#### Material shown
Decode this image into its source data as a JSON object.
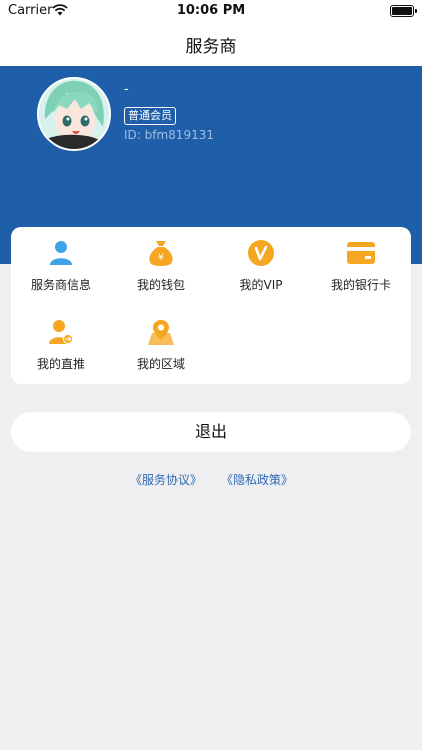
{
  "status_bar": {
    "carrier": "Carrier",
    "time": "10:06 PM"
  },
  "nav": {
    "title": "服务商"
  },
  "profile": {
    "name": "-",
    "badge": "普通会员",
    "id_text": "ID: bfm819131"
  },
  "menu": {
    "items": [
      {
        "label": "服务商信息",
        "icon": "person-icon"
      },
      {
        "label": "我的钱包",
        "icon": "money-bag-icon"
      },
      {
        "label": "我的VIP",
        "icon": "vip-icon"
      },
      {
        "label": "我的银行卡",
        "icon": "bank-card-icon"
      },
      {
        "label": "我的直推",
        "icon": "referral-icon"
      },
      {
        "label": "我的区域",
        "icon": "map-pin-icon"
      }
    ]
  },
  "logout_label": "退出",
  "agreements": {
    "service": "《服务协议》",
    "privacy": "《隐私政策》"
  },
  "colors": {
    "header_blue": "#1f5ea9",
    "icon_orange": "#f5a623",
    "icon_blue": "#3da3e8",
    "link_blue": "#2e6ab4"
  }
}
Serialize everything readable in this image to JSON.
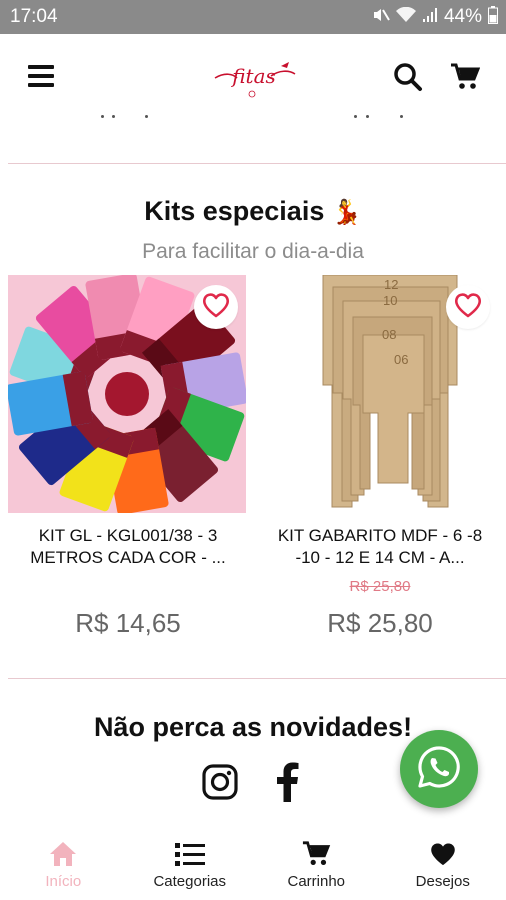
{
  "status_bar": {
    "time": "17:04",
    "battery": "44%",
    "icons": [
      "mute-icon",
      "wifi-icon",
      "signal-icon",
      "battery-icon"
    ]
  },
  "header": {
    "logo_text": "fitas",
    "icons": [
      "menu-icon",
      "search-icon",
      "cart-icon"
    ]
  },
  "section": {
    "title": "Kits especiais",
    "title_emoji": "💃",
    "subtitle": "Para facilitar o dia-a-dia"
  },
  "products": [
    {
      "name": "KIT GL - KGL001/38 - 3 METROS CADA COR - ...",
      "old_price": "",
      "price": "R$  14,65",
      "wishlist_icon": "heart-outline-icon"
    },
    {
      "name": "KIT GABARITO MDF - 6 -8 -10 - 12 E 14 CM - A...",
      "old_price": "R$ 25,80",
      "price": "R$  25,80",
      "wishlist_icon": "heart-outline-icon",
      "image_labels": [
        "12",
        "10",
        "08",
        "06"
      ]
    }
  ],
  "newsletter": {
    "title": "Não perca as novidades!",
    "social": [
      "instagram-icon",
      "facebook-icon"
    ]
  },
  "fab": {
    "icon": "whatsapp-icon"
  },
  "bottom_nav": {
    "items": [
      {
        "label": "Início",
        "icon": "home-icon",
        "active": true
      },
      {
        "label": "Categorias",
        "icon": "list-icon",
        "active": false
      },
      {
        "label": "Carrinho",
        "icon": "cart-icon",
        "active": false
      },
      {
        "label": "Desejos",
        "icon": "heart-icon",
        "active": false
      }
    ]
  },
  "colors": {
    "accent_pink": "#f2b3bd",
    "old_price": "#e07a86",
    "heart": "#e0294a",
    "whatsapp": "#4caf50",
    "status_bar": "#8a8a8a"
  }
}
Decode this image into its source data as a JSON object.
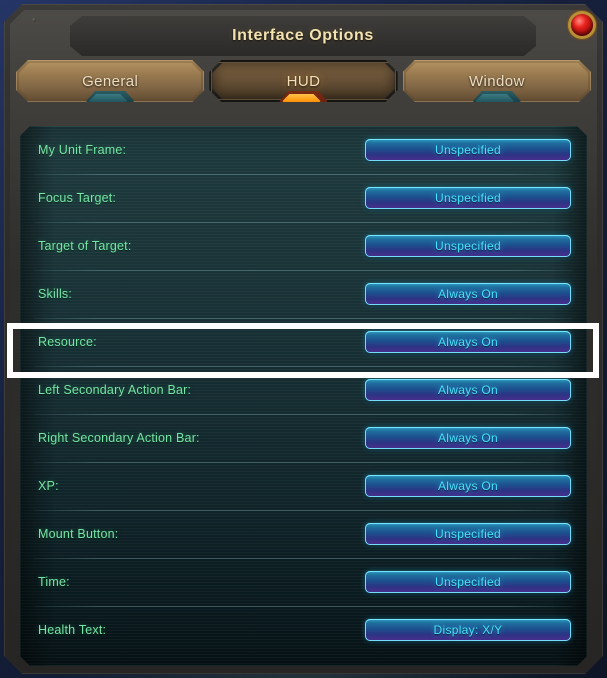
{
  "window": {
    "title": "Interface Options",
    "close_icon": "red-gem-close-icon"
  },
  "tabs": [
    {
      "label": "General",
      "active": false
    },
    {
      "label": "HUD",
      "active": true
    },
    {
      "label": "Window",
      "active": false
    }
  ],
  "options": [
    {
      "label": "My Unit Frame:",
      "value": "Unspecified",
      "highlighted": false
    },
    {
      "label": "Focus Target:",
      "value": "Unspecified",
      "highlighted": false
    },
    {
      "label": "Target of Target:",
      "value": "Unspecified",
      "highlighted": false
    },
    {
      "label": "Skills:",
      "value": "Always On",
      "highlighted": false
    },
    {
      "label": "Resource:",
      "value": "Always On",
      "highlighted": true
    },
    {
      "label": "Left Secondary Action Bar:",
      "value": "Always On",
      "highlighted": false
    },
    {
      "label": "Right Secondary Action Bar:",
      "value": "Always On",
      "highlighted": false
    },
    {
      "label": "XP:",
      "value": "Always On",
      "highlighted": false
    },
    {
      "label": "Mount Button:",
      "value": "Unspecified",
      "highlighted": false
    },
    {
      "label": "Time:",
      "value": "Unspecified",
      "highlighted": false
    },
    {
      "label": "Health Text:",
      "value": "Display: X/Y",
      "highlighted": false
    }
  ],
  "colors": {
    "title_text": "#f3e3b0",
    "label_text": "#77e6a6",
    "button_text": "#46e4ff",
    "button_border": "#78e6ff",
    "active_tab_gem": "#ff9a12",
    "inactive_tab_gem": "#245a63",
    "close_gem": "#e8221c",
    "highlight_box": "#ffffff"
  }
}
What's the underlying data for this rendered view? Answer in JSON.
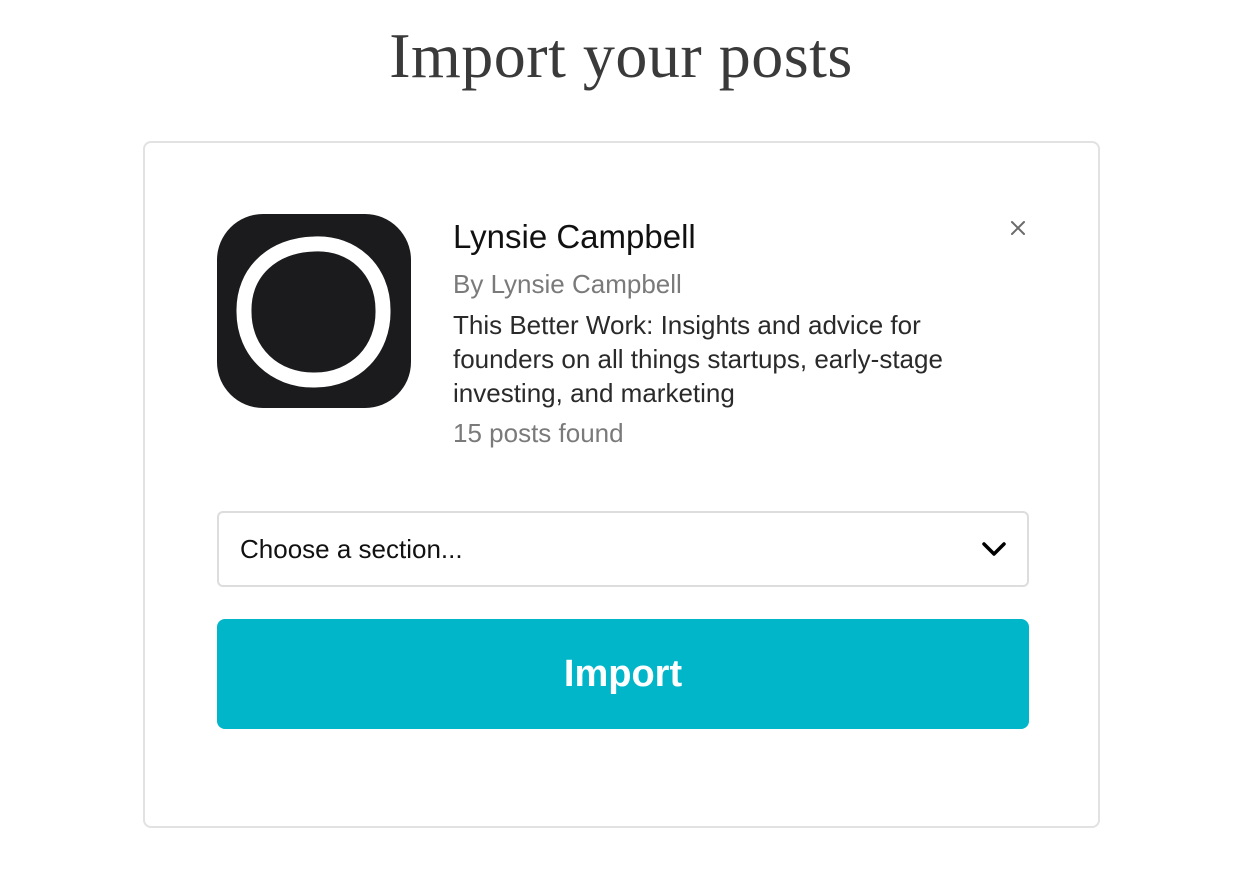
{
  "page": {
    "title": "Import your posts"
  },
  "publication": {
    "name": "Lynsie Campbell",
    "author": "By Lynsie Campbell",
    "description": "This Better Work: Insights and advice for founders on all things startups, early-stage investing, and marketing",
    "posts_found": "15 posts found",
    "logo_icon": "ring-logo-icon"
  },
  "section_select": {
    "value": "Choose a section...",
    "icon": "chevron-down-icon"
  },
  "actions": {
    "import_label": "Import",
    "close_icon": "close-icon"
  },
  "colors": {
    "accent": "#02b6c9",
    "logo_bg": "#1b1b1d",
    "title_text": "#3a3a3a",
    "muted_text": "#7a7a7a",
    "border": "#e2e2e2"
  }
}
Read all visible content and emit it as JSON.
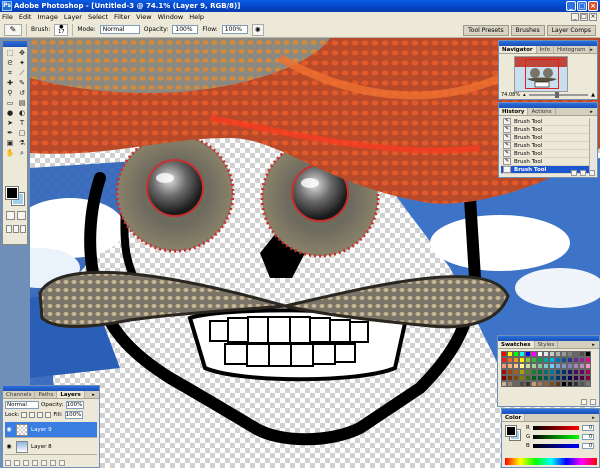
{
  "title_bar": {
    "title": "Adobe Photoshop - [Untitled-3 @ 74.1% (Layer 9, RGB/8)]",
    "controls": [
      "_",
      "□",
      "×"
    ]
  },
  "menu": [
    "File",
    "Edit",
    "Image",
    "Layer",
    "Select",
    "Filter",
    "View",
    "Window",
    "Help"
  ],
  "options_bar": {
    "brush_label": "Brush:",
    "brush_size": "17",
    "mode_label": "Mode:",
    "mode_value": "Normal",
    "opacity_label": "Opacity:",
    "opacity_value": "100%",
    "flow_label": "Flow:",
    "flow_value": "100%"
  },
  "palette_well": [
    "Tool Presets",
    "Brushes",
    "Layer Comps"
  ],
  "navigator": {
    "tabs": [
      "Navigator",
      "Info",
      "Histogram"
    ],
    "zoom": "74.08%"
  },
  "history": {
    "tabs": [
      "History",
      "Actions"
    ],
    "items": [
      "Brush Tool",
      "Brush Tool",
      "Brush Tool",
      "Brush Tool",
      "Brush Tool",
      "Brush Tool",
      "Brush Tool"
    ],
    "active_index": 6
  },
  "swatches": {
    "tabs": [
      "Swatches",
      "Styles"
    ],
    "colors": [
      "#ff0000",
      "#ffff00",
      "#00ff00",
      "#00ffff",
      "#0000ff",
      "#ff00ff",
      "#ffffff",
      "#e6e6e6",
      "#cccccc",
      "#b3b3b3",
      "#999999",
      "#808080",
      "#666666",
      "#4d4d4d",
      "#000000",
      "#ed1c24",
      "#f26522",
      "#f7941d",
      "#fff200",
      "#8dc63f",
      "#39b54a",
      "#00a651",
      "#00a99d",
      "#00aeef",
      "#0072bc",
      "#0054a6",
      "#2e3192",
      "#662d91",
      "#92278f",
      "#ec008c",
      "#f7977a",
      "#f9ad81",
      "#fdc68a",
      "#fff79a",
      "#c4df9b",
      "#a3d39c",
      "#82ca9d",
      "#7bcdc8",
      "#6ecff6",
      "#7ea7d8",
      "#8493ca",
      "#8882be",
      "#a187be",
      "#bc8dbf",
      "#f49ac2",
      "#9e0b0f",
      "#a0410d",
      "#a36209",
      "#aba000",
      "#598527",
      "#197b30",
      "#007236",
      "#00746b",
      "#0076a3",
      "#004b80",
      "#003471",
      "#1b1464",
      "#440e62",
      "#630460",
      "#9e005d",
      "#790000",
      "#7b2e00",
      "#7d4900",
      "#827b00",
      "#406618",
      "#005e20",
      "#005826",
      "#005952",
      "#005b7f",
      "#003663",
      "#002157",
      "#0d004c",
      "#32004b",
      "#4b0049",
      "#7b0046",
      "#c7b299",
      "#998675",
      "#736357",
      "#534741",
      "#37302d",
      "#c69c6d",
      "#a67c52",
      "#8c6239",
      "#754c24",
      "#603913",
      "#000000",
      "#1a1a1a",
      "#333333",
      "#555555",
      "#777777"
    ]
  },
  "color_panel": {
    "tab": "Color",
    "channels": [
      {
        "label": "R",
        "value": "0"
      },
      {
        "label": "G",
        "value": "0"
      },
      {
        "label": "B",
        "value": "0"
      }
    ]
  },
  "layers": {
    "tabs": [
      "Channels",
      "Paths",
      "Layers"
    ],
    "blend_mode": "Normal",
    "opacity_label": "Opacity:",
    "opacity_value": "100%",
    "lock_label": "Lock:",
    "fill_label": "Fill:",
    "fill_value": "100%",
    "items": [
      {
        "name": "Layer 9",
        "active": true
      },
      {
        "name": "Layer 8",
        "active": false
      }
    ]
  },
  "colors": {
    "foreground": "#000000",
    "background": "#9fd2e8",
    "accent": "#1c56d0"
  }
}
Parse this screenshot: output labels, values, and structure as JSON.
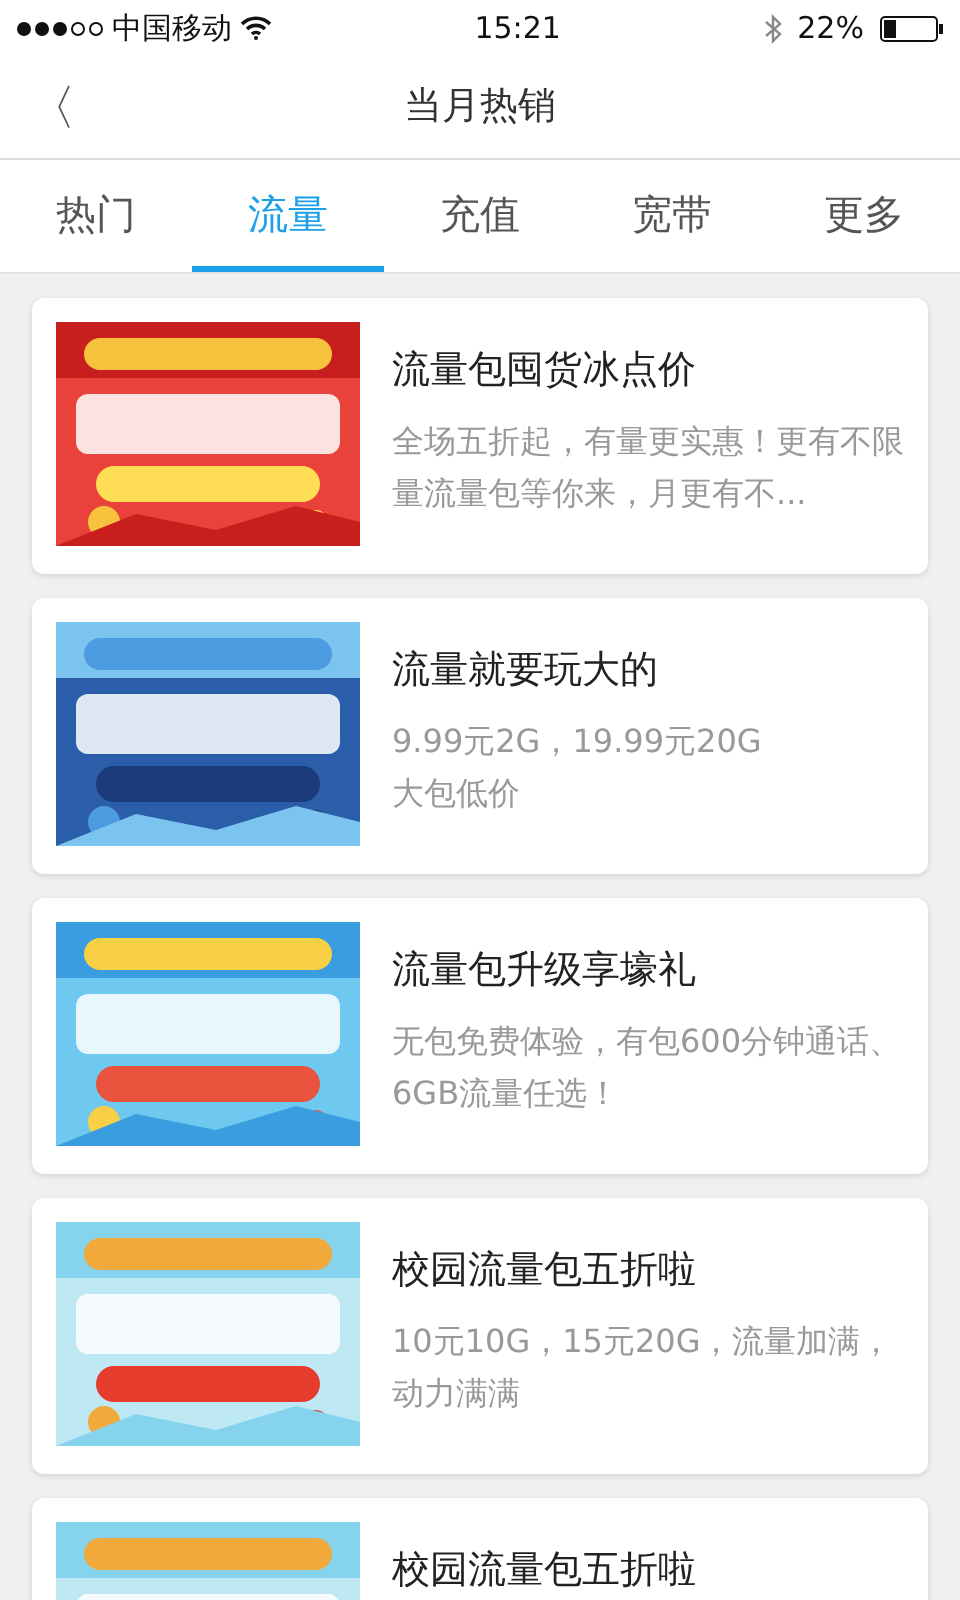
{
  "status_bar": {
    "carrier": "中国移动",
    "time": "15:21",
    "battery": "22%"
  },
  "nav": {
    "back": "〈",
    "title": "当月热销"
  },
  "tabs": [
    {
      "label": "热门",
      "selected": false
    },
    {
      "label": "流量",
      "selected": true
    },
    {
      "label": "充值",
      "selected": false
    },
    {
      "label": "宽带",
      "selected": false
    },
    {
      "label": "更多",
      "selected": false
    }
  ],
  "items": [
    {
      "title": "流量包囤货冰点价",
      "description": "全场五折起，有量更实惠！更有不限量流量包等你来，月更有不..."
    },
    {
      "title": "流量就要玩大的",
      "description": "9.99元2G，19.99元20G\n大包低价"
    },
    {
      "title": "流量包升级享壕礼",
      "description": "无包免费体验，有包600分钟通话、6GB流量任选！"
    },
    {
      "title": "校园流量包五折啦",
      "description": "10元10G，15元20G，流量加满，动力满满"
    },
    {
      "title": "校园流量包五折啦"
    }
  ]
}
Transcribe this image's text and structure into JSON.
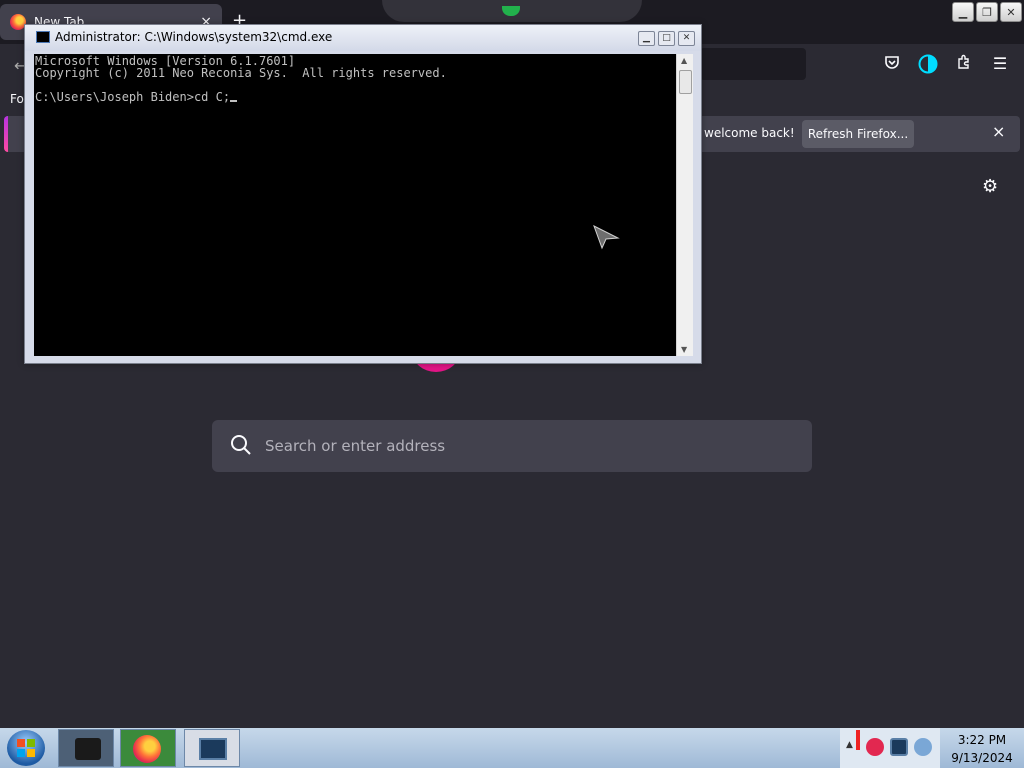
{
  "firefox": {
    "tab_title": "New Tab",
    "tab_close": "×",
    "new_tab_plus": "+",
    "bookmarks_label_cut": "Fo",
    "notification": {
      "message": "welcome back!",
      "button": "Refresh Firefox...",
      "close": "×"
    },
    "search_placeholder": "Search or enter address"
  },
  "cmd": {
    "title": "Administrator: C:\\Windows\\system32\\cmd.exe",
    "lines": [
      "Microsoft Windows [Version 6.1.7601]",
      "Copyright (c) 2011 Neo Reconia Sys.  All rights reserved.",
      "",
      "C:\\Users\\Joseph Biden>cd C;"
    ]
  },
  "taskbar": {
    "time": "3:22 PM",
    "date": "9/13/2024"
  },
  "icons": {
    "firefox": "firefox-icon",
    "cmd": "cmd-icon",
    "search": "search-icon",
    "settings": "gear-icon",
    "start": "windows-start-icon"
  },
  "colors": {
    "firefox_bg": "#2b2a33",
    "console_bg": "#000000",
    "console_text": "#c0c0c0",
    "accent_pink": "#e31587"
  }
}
########
### Do this
Where a line of the entries contains the word "JSON", copy that line.

### Exercise answer
Decode this image into its source data as a JSON object.
Serialize everything readable in this image to JSON.
Decode this image into its source data as a JSON object.
What's the underlying data for this rendered view? Answer in JSON.
Read all visible content and emit it as JSON.
Parse this screenshot: output labels, values, and structure as JSON.
Transcribe this image's text and structure into JSON.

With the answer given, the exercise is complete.